— Start —

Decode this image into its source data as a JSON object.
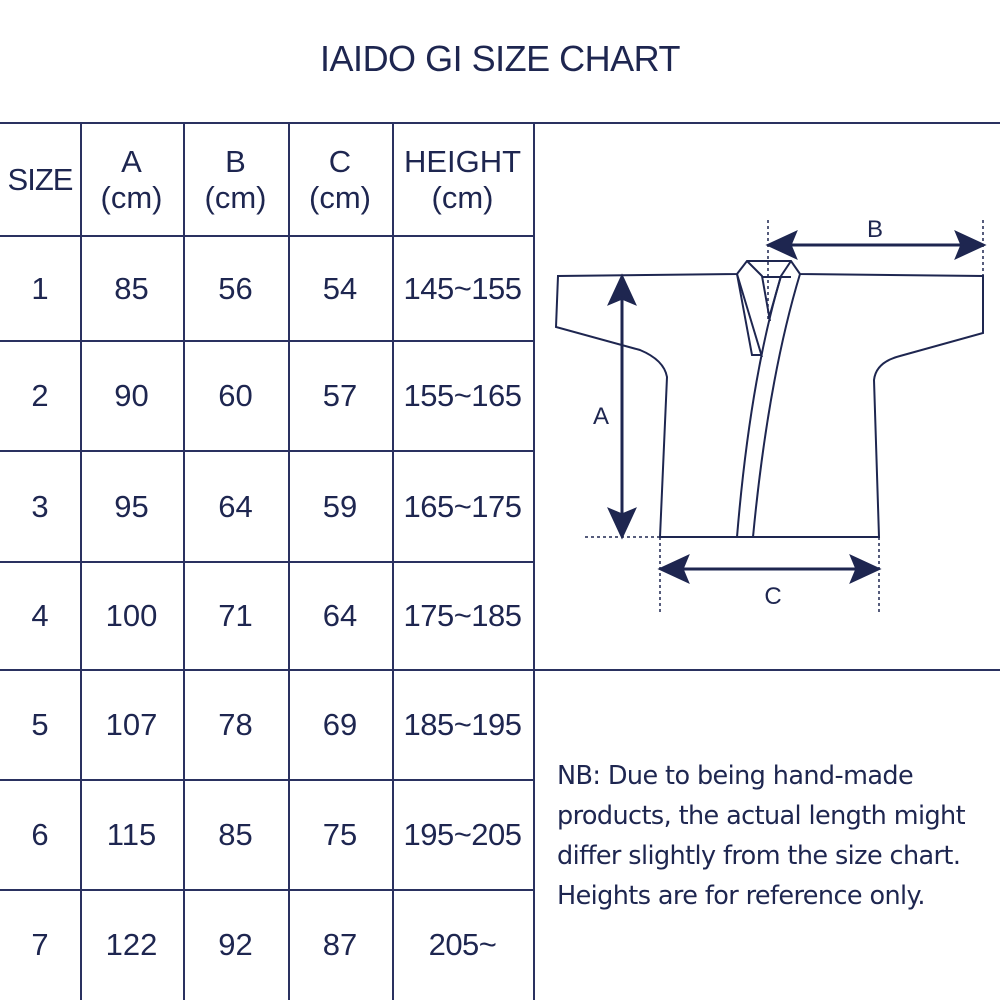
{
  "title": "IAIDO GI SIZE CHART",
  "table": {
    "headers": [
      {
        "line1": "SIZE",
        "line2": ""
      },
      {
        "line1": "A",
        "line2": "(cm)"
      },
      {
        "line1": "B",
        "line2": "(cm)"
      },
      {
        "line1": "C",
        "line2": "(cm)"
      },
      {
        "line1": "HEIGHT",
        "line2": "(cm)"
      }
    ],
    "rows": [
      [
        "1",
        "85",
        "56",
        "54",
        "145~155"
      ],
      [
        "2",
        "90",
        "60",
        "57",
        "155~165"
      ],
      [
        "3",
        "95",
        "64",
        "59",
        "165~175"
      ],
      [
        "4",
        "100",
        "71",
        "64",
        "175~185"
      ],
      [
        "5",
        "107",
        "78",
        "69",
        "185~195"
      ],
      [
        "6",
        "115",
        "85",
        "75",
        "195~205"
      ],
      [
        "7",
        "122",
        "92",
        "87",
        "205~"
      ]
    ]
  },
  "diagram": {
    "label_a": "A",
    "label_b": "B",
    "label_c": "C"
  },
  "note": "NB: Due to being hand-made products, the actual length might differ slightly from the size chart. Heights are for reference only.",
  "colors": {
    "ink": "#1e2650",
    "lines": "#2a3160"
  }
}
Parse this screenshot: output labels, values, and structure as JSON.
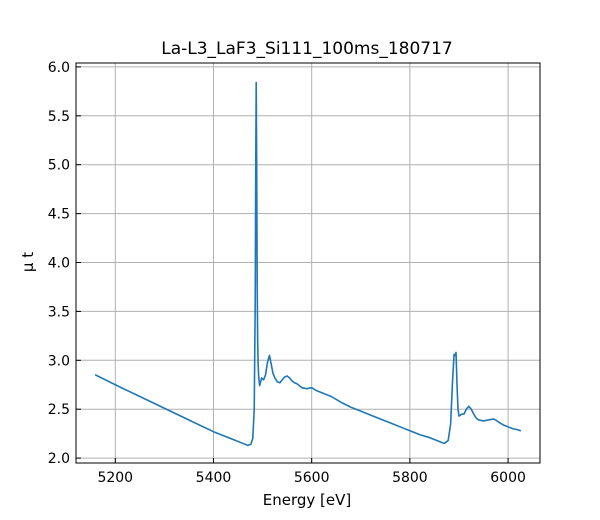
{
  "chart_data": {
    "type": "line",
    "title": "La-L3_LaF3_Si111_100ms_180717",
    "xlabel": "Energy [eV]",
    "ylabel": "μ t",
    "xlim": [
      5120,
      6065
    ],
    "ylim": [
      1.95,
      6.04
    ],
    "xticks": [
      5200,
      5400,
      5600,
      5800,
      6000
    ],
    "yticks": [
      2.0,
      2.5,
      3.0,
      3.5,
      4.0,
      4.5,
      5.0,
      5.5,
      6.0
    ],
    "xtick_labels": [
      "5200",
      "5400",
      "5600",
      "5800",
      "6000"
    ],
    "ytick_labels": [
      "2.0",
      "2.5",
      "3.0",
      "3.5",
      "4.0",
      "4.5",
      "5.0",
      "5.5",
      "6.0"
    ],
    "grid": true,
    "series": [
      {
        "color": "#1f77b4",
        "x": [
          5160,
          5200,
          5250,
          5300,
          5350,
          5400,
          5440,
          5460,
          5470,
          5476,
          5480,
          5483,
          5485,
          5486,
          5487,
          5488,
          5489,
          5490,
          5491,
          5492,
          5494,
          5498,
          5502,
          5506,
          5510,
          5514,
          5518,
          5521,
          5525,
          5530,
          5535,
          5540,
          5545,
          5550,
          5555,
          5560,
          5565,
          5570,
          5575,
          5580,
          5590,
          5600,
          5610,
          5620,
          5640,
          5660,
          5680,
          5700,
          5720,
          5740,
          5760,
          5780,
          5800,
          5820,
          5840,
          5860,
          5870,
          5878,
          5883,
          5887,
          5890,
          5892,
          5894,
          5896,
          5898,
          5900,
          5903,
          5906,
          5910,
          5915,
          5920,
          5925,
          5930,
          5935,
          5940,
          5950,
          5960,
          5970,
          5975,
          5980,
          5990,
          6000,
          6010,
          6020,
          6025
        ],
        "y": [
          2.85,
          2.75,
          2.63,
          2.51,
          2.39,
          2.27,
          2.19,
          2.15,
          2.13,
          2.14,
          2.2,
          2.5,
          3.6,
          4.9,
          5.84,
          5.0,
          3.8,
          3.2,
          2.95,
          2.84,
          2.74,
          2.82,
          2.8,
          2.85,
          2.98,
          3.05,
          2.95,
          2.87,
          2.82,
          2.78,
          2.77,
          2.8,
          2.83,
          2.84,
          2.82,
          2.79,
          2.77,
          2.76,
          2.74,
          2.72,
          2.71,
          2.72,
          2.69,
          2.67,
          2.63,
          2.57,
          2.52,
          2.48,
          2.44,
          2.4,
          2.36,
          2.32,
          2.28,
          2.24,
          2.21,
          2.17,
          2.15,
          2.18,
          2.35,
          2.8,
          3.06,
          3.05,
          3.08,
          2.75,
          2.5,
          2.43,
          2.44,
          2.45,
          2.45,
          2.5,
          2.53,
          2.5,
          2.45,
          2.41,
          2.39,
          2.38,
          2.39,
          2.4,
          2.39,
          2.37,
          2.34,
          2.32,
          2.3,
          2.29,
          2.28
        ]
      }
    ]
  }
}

— End —

Retype each entry precisely. Skip images entirely.

_OUTPUT FOR THIS TASK_:
Decode this image into its source data as a JSON object.
{
  "title": "IAIDO GI SIZE CHART",
  "table": {
    "headers": [
      {
        "line1": "SIZE",
        "line2": ""
      },
      {
        "line1": "A",
        "line2": "(cm)"
      },
      {
        "line1": "B",
        "line2": "(cm)"
      },
      {
        "line1": "C",
        "line2": "(cm)"
      },
      {
        "line1": "HEIGHT",
        "line2": "(cm)"
      }
    ],
    "rows": [
      [
        "1",
        "85",
        "56",
        "54",
        "145~155"
      ],
      [
        "2",
        "90",
        "60",
        "57",
        "155~165"
      ],
      [
        "3",
        "95",
        "64",
        "59",
        "165~175"
      ],
      [
        "4",
        "100",
        "71",
        "64",
        "175~185"
      ],
      [
        "5",
        "107",
        "78",
        "69",
        "185~195"
      ],
      [
        "6",
        "115",
        "85",
        "75",
        "195~205"
      ],
      [
        "7",
        "122",
        "92",
        "87",
        "205~"
      ]
    ]
  },
  "diagram": {
    "label_a": "A",
    "label_b": "B",
    "label_c": "C"
  },
  "note": "NB: Due to being hand-made products, the actual length might differ slightly from the size chart. Heights are for reference only.",
  "colors": {
    "ink": "#1e2650",
    "lines": "#2a3160"
  }
}
Parse this screenshot: output labels, values, and structure as JSON.
{
  "chart_data": {
    "type": "line",
    "title": "La-L3_LaF3_Si111_100ms_180717",
    "xlabel": "Energy [eV]",
    "ylabel": "μ t",
    "xlim": [
      5120,
      6065
    ],
    "ylim": [
      1.95,
      6.04
    ],
    "xticks": [
      5200,
      5400,
      5600,
      5800,
      6000
    ],
    "yticks": [
      2.0,
      2.5,
      3.0,
      3.5,
      4.0,
      4.5,
      5.0,
      5.5,
      6.0
    ],
    "xtick_labels": [
      "5200",
      "5400",
      "5600",
      "5800",
      "6000"
    ],
    "ytick_labels": [
      "2.0",
      "2.5",
      "3.0",
      "3.5",
      "4.0",
      "4.5",
      "5.0",
      "5.5",
      "6.0"
    ],
    "grid": true,
    "series": [
      {
        "color": "#1f77b4",
        "x": [
          5160,
          5200,
          5250,
          5300,
          5350,
          5400,
          5440,
          5460,
          5470,
          5476,
          5480,
          5483,
          5485,
          5486,
          5487,
          5488,
          5489,
          5490,
          5491,
          5492,
          5494,
          5498,
          5502,
          5506,
          5510,
          5514,
          5518,
          5521,
          5525,
          5530,
          5535,
          5540,
          5545,
          5550,
          5555,
          5560,
          5565,
          5570,
          5575,
          5580,
          5590,
          5600,
          5610,
          5620,
          5640,
          5660,
          5680,
          5700,
          5720,
          5740,
          5760,
          5780,
          5800,
          5820,
          5840,
          5860,
          5870,
          5878,
          5883,
          5887,
          5890,
          5892,
          5894,
          5896,
          5898,
          5900,
          5903,
          5906,
          5910,
          5915,
          5920,
          5925,
          5930,
          5935,
          5940,
          5950,
          5960,
          5970,
          5975,
          5980,
          5990,
          6000,
          6010,
          6020,
          6025
        ],
        "y": [
          2.85,
          2.75,
          2.63,
          2.51,
          2.39,
          2.27,
          2.19,
          2.15,
          2.13,
          2.14,
          2.2,
          2.5,
          3.6,
          4.9,
          5.84,
          5.0,
          3.8,
          3.2,
          2.95,
          2.84,
          2.74,
          2.82,
          2.8,
          2.85,
          2.98,
          3.05,
          2.95,
          2.87,
          2.82,
          2.78,
          2.77,
          2.8,
          2.83,
          2.84,
          2.82,
          2.79,
          2.77,
          2.76,
          2.74,
          2.72,
          2.71,
          2.72,
          2.69,
          2.67,
          2.63,
          2.57,
          2.52,
          2.48,
          2.44,
          2.4,
          2.36,
          2.32,
          2.28,
          2.24,
          2.21,
          2.17,
          2.15,
          2.18,
          2.35,
          2.8,
          3.06,
          3.05,
          3.08,
          2.75,
          2.5,
          2.43,
          2.44,
          2.45,
          2.45,
          2.5,
          2.53,
          2.5,
          2.45,
          2.41,
          2.39,
          2.38,
          2.39,
          2.4,
          2.39,
          2.37,
          2.34,
          2.32,
          2.3,
          2.29,
          2.28
        ]
      }
    ]
  }
}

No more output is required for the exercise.